** PROBLEM REQUIREMENTS **
Every line of the material is to be quoted verbatim, minus the pictures.

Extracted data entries
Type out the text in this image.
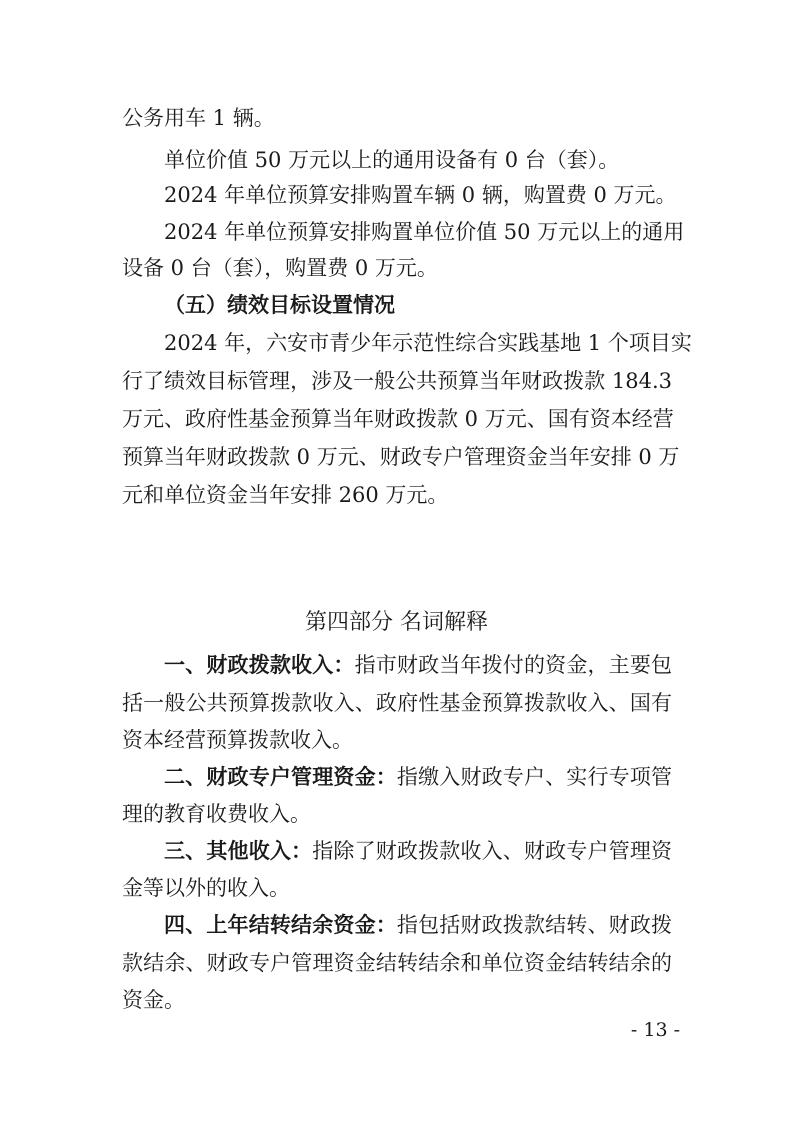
公务用车 1 辆。
单位价值 50 万元以上的通用设备有 0 台（套）。
2024 年单位预算安排购置车辆 0 辆，购置费 0 万元。
2024 年单位预算安排购置单位价值 50 万元以上的通用
设备 0 台（套），购置费 0 万元。
（五）绩效目标设置情况
2024 年，六安市青少年示范性综合实践基地 1 个项目实
行了绩效目标管理，涉及一般公共预算当年财政拨款 184.3
万元、政府性基金预算当年财政拨款 0 万元、国有资本经营
预算当年财政拨款 0 万元、财政专户管理资金当年安排 0 万
元和单位资金当年安排 260 万元。
第四部分 名词解释
一、财政拨款收入：指市财政当年拨付的资金，主要包
括一般公共预算拨款收入、政府性基金预算拨款收入、国有
资本经营预算拨款收入。
二、财政专户管理资金：指缴入财政专户、实行专项管
理的教育收费收入。
三、其他收入：指除了财政拨款收入、财政专户管理资
金等以外的收入。
四、上年结转结余资金：指包括财政拨款结转、财政拨
款结余、财政专户管理资金结转结余和单位资金结转结余的
资金。
- 13 -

** SOLUTION TO THIS PROBLEM **
Type out the text in this image.
公务用车 1 辆。
单位价值 50 万元以上的通用设备有 0 台（套）。
2024 年单位预算安排购置车辆 0 辆，购置费 0 万元。
2024 年单位预算安排购置单位价值 50 万元以上的通用
设备 0 台（套），购置费 0 万元。
（五）绩效目标设置情况
2024 年，六安市青少年示范性综合实践基地 1 个项目实
行了绩效目标管理，涉及一般公共预算当年财政拨款 184.3
万元、政府性基金预算当年财政拨款 0 万元、国有资本经营
预算当年财政拨款 0 万元、财政专户管理资金当年安排 0 万
元和单位资金当年安排 260 万元。
第四部分 名词解释
一、财政拨款收入：指市财政当年拨付的资金，主要包
括一般公共预算拨款收入、政府性基金预算拨款收入、国有
资本经营预算拨款收入。
二、财政专户管理资金：指缴入财政专户、实行专项管
理的教育收费收入。
三、其他收入：指除了财政拨款收入、财政专户管理资
金等以外的收入。
四、上年结转结余资金：指包括财政拨款结转、财政拨
款结余、财政专户管理资金结转结余和单位资金结转结余的
资金。
- 13 -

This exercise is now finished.